Short exercise: Copy out the material below line for line, with no changes.

Entries:
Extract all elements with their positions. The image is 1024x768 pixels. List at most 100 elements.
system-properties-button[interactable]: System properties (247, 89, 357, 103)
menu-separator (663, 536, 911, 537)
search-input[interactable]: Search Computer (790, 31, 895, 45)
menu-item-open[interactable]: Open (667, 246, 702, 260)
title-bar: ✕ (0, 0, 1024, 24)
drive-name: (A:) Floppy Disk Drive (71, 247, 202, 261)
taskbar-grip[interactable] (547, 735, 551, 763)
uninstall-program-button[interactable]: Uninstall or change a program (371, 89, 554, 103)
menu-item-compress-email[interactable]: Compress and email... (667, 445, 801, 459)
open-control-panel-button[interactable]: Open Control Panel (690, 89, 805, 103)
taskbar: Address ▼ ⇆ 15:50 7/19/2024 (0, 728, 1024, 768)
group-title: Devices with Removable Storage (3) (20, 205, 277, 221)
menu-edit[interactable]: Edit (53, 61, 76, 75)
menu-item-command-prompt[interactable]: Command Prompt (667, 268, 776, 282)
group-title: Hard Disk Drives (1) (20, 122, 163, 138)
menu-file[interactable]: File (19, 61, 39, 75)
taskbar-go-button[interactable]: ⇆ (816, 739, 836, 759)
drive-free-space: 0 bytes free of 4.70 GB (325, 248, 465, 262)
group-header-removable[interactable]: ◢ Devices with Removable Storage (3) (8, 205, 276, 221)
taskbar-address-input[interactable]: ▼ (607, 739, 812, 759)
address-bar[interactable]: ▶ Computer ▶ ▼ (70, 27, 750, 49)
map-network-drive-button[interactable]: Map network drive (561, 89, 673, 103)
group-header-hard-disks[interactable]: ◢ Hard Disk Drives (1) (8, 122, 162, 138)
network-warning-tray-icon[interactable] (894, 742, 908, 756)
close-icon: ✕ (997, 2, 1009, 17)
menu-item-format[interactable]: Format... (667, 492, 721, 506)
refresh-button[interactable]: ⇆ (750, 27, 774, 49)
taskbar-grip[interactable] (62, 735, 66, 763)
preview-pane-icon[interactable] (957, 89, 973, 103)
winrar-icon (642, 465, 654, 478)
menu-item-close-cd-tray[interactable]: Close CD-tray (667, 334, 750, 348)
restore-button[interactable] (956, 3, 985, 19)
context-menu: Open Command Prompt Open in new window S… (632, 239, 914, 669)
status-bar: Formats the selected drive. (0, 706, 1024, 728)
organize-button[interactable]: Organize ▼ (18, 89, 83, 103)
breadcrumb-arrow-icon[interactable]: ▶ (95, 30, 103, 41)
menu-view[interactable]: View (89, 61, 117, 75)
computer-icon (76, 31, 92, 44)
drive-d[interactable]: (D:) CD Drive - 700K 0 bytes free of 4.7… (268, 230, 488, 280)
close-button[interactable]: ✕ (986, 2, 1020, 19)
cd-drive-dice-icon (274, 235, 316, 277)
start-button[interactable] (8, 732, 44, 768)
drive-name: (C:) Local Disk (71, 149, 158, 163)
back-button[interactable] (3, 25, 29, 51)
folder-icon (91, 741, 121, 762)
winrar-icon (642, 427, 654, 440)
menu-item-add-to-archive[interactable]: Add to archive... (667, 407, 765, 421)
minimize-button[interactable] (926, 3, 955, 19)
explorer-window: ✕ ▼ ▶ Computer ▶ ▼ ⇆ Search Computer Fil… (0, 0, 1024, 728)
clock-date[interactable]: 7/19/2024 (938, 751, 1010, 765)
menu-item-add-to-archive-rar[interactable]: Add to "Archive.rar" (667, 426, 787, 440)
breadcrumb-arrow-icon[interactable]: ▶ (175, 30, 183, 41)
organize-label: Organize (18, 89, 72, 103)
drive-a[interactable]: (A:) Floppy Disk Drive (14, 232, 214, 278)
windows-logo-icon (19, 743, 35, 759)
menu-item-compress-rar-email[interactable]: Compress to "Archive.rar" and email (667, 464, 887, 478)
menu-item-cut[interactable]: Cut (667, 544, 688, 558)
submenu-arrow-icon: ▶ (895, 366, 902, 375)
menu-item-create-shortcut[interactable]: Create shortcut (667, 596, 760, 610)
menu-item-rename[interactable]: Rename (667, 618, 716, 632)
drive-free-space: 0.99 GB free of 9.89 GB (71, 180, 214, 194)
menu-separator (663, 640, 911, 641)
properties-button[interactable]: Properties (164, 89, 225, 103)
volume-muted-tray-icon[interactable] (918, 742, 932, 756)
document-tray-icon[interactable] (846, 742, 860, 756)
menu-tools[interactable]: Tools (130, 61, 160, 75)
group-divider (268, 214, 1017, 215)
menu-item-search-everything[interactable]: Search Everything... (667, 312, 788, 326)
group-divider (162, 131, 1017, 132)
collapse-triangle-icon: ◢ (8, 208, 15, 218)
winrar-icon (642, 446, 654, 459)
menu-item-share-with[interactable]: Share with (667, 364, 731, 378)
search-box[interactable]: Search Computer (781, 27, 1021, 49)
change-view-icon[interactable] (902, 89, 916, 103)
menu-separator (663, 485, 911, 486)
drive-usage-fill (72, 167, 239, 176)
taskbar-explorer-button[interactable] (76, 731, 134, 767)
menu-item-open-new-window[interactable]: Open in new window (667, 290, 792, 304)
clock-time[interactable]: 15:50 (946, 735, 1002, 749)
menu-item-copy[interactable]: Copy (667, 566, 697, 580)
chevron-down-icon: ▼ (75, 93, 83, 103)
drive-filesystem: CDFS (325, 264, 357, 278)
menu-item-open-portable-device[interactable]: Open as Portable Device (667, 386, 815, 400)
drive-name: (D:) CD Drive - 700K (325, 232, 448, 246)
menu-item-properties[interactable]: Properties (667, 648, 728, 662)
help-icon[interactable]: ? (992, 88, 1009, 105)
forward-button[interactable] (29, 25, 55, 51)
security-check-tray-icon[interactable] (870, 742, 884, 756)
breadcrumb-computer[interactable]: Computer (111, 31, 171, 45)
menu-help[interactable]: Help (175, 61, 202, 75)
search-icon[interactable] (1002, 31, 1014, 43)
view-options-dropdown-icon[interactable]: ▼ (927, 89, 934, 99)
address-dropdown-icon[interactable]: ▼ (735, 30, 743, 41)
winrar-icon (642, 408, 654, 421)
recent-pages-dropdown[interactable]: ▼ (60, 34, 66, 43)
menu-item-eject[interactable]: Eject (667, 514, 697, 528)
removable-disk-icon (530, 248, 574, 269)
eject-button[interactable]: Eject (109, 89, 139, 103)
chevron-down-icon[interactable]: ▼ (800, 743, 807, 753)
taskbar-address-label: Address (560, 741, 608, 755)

Correct result:
Extract all elements with their positions. The image is 1024x768 pixels. List at most 100 elements.
system-properties-button[interactable]: System properties (247, 89, 357, 103)
menu-separator (663, 536, 911, 537)
search-input[interactable]: Search Computer (790, 31, 895, 45)
menu-item-open[interactable]: Open (667, 246, 702, 260)
title-bar: ✕ (0, 0, 1024, 24)
drive-name: (A:) Floppy Disk Drive (71, 247, 202, 261)
taskbar-grip[interactable] (547, 735, 551, 763)
uninstall-program-button[interactable]: Uninstall or change a program (371, 89, 554, 103)
menu-item-compress-email[interactable]: Compress and email... (667, 445, 801, 459)
open-control-panel-button[interactable]: Open Control Panel (690, 89, 805, 103)
taskbar: Address ▼ ⇆ 15:50 7/19/2024 (0, 728, 1024, 768)
group-title: Devices with Removable Storage (3) (20, 205, 277, 221)
menu-edit[interactable]: Edit (53, 61, 76, 75)
menu-item-command-prompt[interactable]: Command Prompt (667, 268, 776, 282)
group-title: Hard Disk Drives (1) (20, 122, 163, 138)
menu-file[interactable]: File (19, 61, 39, 75)
taskbar-go-button[interactable]: ⇆ (816, 739, 836, 759)
drive-free-space: 0 bytes free of 4.70 GB (325, 248, 465, 262)
group-header-removable[interactable]: ◢ Devices with Removable Storage (3) (8, 205, 276, 221)
taskbar-address-input[interactable]: ▼ (607, 739, 812, 759)
address-bar[interactable]: ▶ Computer ▶ ▼ (70, 27, 750, 49)
map-network-drive-button[interactable]: Map network drive (561, 89, 673, 103)
group-header-hard-disks[interactable]: ◢ Hard Disk Drives (1) (8, 122, 162, 138)
network-warning-tray-icon[interactable] (894, 742, 908, 756)
close-icon: ✕ (997, 2, 1009, 17)
menu-item-format[interactable]: Format... (667, 492, 721, 506)
refresh-button[interactable]: ⇆ (750, 27, 774, 49)
taskbar-grip[interactable] (62, 735, 66, 763)
preview-pane-icon[interactable] (957, 89, 973, 103)
winrar-icon (642, 465, 654, 478)
menu-item-close-cd-tray[interactable]: Close CD-tray (667, 334, 750, 348)
restore-button[interactable] (956, 3, 985, 19)
context-menu: Open Command Prompt Open in new window S… (632, 239, 914, 669)
status-bar: Formats the selected drive. (0, 706, 1024, 728)
organize-button[interactable]: Organize ▼ (18, 89, 83, 103)
breadcrumb-arrow-icon[interactable]: ▶ (95, 30, 103, 41)
menu-view[interactable]: View (89, 61, 117, 75)
computer-icon (76, 31, 92, 44)
drive-d[interactable]: (D:) CD Drive - 700K 0 bytes free of 4.7… (268, 230, 488, 280)
close-button[interactable]: ✕ (986, 2, 1020, 19)
cd-drive-dice-icon (274, 235, 316, 277)
start-button[interactable] (8, 732, 44, 768)
drive-name: (C:) Local Disk (71, 149, 158, 163)
back-button[interactable] (3, 25, 29, 51)
folder-icon (91, 741, 121, 762)
winrar-icon (642, 427, 654, 440)
menu-item-add-to-archive[interactable]: Add to archive... (667, 407, 765, 421)
minimize-button[interactable] (926, 3, 955, 19)
explorer-window: ✕ ▼ ▶ Computer ▶ ▼ ⇆ Search Computer Fil… (0, 0, 1024, 728)
clock-date[interactable]: 7/19/2024 (938, 751, 1010, 765)
menu-item-add-to-archive-rar[interactable]: Add to "Archive.rar" (667, 426, 787, 440)
breadcrumb-arrow-icon[interactable]: ▶ (175, 30, 183, 41)
organize-label: Organize (18, 89, 72, 103)
drive-a[interactable]: (A:) Floppy Disk Drive (14, 232, 214, 278)
windows-logo-icon (19, 743, 35, 759)
menu-item-compress-rar-email[interactable]: Compress to "Archive.rar" and email (667, 464, 887, 478)
menu-item-cut[interactable]: Cut (667, 544, 688, 558)
submenu-arrow-icon: ▶ (895, 366, 902, 375)
menu-item-create-shortcut[interactable]: Create shortcut (667, 596, 760, 610)
menu-item-rename[interactable]: Rename (667, 618, 716, 632)
drive-free-space: 0.99 GB free of 9.89 GB (71, 180, 214, 194)
menu-separator (663, 640, 911, 641)
properties-button[interactable]: Properties (164, 89, 225, 103)
volume-muted-tray-icon[interactable] (918, 742, 932, 756)
document-tray-icon[interactable] (846, 742, 860, 756)
menu-tools[interactable]: Tools (130, 61, 160, 75)
group-divider (268, 214, 1017, 215)
menu-item-search-everything[interactable]: Search Everything... (667, 312, 788, 326)
group-divider (162, 131, 1017, 132)
collapse-triangle-icon: ◢ (8, 208, 15, 218)
winrar-icon (642, 446, 654, 459)
menu-item-share-with[interactable]: Share with (667, 364, 731, 378)
search-box[interactable]: Search Computer (781, 27, 1021, 49)
change-view-icon[interactable] (902, 89, 916, 103)
menu-separator (663, 485, 911, 486)
drive-usage-fill (72, 167, 239, 176)
taskbar-explorer-button[interactable] (76, 731, 134, 767)
menu-item-open-new-window[interactable]: Open in new window (667, 290, 792, 304)
clock-time[interactable]: 15:50 (946, 735, 1002, 749)
menu-item-copy[interactable]: Copy (667, 566, 697, 580)
chevron-down-icon: ▼ (75, 93, 83, 103)
drive-filesystem: CDFS (325, 264, 357, 278)
menu-item-open-portable-device[interactable]: Open as Portable Device (667, 386, 815, 400)
drive-name: (D:) CD Drive - 700K (325, 232, 448, 246)
menu-item-properties[interactable]: Properties (667, 648, 728, 662)
help-icon[interactable]: ? (992, 88, 1009, 105)
forward-button[interactable] (29, 25, 55, 51)
security-check-tray-icon[interactable] (870, 742, 884, 756)
breadcrumb-computer[interactable]: Computer (111, 31, 171, 45)
menu-help[interactable]: Help (175, 61, 202, 75)
search-icon[interactable] (1002, 31, 1014, 43)
view-options-dropdown-icon[interactable]: ▼ (927, 89, 934, 99)
address-dropdown-icon[interactable]: ▼ (735, 30, 743, 41)
winrar-icon (642, 408, 654, 421)
recent-pages-dropdown[interactable]: ▼ (60, 34, 66, 43)
menu-item-eject[interactable]: Eject (667, 514, 697, 528)
removable-disk-icon (530, 248, 574, 269)
eject-button[interactable]: Eject (109, 89, 139, 103)
chevron-down-icon[interactable]: ▼ (800, 743, 807, 753)
taskbar-address-label: Address (560, 741, 608, 755)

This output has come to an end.